Task goal »
Copy out every line of the rows below word for word, leaving out the pictures.

▬▬▬

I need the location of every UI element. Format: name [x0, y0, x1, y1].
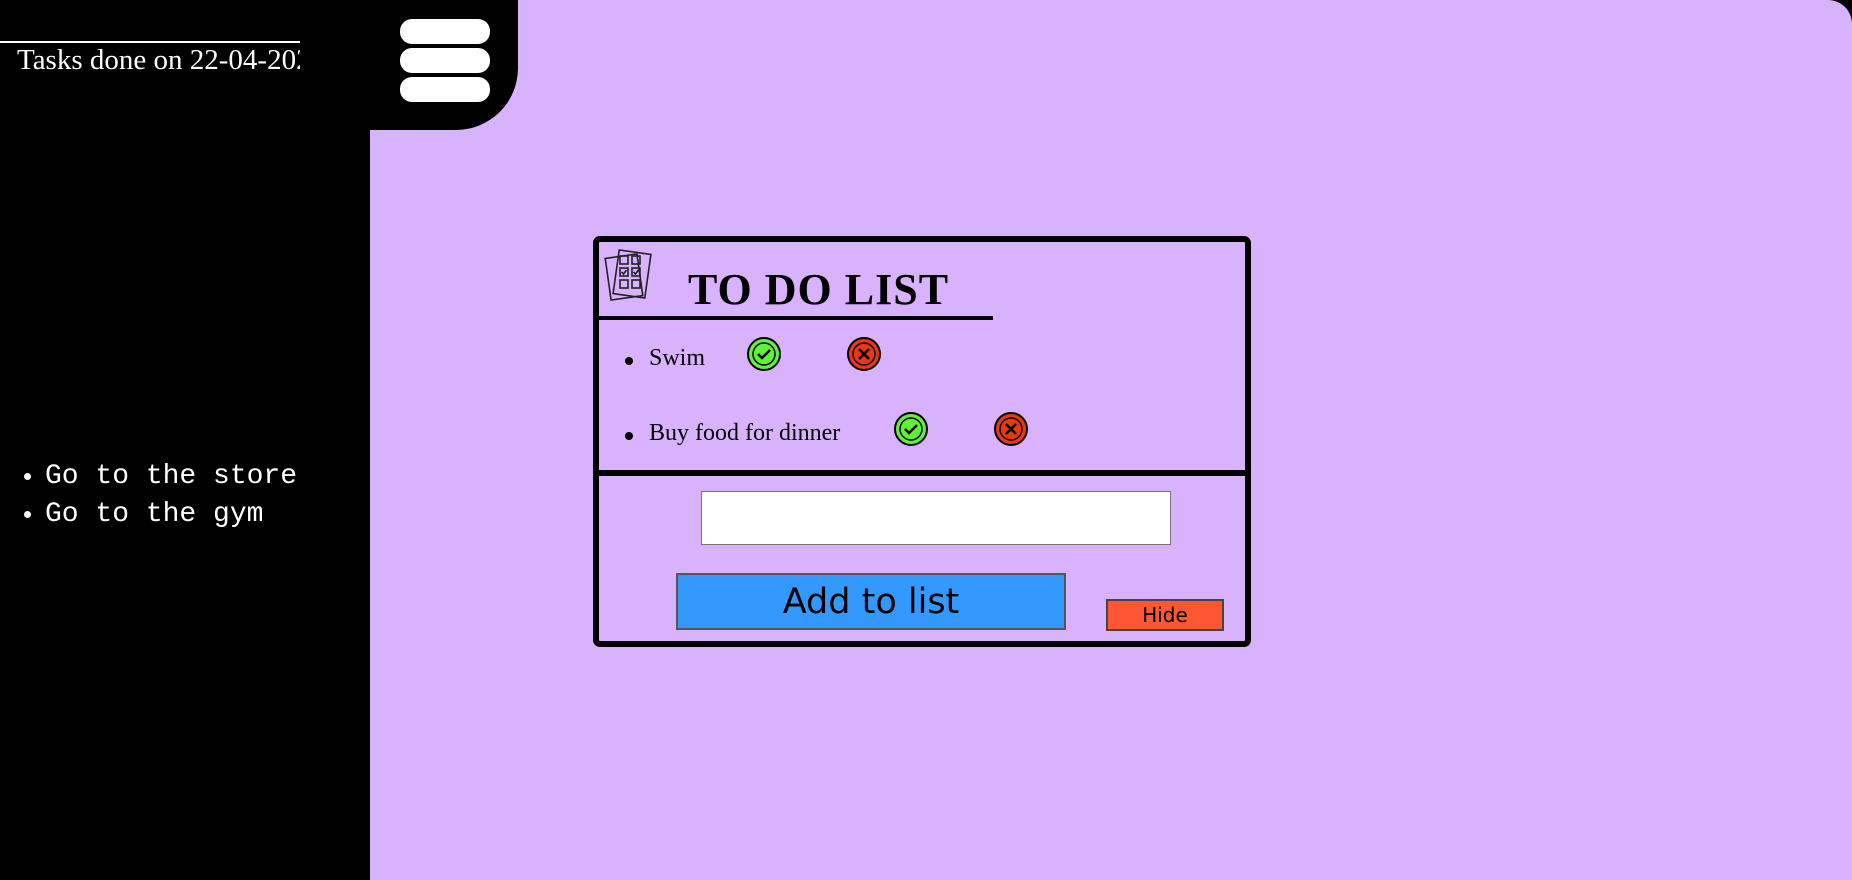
checklist-icon [604, 249, 652, 301]
todo-item: Buy food for dinner [599, 412, 1239, 456]
menu-bar [400, 77, 490, 102]
list-item: Go to the store [45, 458, 297, 496]
sidebar: Tasks done on 22-04-2024 Go to the store… [0, 0, 370, 880]
bullet [625, 357, 633, 365]
menu-bar [400, 19, 490, 44]
todo-label: Swim [649, 345, 706, 371]
menu-bar [400, 48, 490, 73]
sidebar-title: Tasks done on 22-04-2024 [17, 44, 326, 76]
hide-button[interactable]: Hide [1106, 599, 1224, 631]
hamburger-menu-icon[interactable] [395, 14, 497, 104]
card-header: TO DO LIST [599, 242, 993, 320]
complete-check-icon[interactable] [894, 412, 928, 446]
todo-item: Swim [599, 337, 1239, 381]
delete-x-icon[interactable] [847, 337, 881, 371]
complete-check-icon[interactable] [747, 337, 781, 371]
new-task-input[interactable] [701, 491, 1171, 545]
bullet [625, 432, 633, 440]
add-to-list-button[interactable]: Add to list [676, 573, 1066, 630]
list-item: Go to the gym [45, 496, 297, 534]
divider [599, 470, 1245, 476]
delete-x-icon[interactable] [994, 412, 1028, 446]
todo-label: Buy food for dinner [649, 420, 841, 446]
done-tasks-list: Go to the store Go to the gym [15, 458, 297, 534]
todo-card: TO DO LIST Swim Buy food for dinner Add … [593, 236, 1251, 647]
card-title: TO DO LIST [688, 265, 950, 314]
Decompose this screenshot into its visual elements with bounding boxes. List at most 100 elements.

▬▬▬

Result »
I need the location of every UI element. Format: name [x0, y0, x1, y1].
checklist-icon [604, 249, 652, 301]
todo-item: Buy food for dinner [599, 412, 1239, 456]
menu-bar [400, 77, 490, 102]
list-item: Go to the store [45, 458, 297, 496]
sidebar: Tasks done on 22-04-2024 Go to the store… [0, 0, 370, 880]
bullet [625, 357, 633, 365]
menu-bar [400, 19, 490, 44]
todo-label: Swim [649, 345, 706, 371]
menu-bar [400, 48, 490, 73]
sidebar-title: Tasks done on 22-04-2024 [17, 44, 326, 76]
hide-button[interactable]: Hide [1106, 599, 1224, 631]
hamburger-menu-icon[interactable] [395, 14, 497, 104]
card-header: TO DO LIST [599, 242, 993, 320]
complete-check-icon[interactable] [894, 412, 928, 446]
todo-item: Swim [599, 337, 1239, 381]
delete-x-icon[interactable] [847, 337, 881, 371]
complete-check-icon[interactable] [747, 337, 781, 371]
new-task-input[interactable] [701, 491, 1171, 545]
bullet [625, 432, 633, 440]
add-to-list-button[interactable]: Add to list [676, 573, 1066, 630]
list-item: Go to the gym [45, 496, 297, 534]
divider [599, 470, 1245, 476]
delete-x-icon[interactable] [994, 412, 1028, 446]
todo-label: Buy food for dinner [649, 420, 841, 446]
done-tasks-list: Go to the store Go to the gym [15, 458, 297, 534]
todo-card: TO DO LIST Swim Buy food for dinner Add … [593, 236, 1251, 647]
card-title: TO DO LIST [688, 265, 950, 314]
Decompose this screenshot into its visual elements with bounding boxes. List at most 100 elements.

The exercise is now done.